## Begin EXTRACTED ENTRIES

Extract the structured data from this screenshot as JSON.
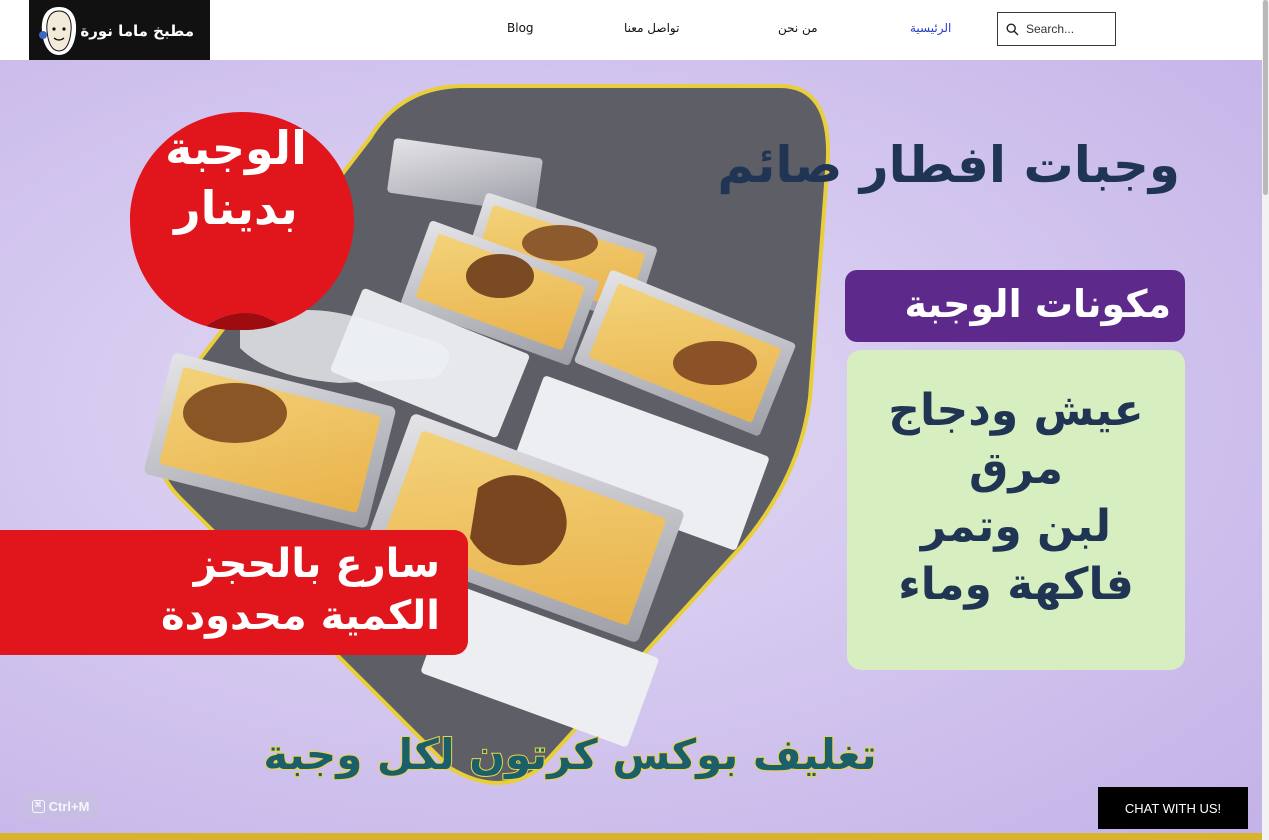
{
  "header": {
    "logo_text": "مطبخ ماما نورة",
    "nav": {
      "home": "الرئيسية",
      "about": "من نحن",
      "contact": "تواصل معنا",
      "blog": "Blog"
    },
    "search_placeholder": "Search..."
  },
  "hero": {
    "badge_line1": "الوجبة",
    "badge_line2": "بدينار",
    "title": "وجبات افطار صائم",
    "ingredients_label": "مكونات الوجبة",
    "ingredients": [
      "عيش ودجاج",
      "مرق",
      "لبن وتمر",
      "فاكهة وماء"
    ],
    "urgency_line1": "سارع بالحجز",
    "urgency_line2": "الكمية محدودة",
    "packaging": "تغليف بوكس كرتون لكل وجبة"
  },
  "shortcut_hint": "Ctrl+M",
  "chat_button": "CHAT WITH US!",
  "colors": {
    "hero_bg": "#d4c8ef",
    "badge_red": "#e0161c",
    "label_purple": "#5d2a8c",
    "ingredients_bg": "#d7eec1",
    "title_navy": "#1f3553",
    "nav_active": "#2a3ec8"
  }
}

## End EXTRACTED ENTRIES

_WHAT YOU SHOULD DO_:
Your task is to repeat the material above exactly, without its pictures.

_WRITTEN ANSWER_:
Extract the structured data from this screenshot as JSON.
{
  "header": {
    "logo_text": "مطبخ ماما نورة",
    "nav": {
      "home": "الرئيسية",
      "about": "من نحن",
      "contact": "تواصل معنا",
      "blog": "Blog"
    },
    "search_placeholder": "Search..."
  },
  "hero": {
    "badge_line1": "الوجبة",
    "badge_line2": "بدينار",
    "title": "وجبات افطار صائم",
    "ingredients_label": "مكونات الوجبة",
    "ingredients": [
      "عيش ودجاج",
      "مرق",
      "لبن وتمر",
      "فاكهة وماء"
    ],
    "urgency_line1": "سارع بالحجز",
    "urgency_line2": "الكمية محدودة",
    "packaging": "تغليف بوكس كرتون لكل وجبة"
  },
  "shortcut_hint": "Ctrl+M",
  "chat_button": "CHAT WITH US!",
  "colors": {
    "hero_bg": "#d4c8ef",
    "badge_red": "#e0161c",
    "label_purple": "#5d2a8c",
    "ingredients_bg": "#d7eec1",
    "title_navy": "#1f3553",
    "nav_active": "#2a3ec8"
  }
}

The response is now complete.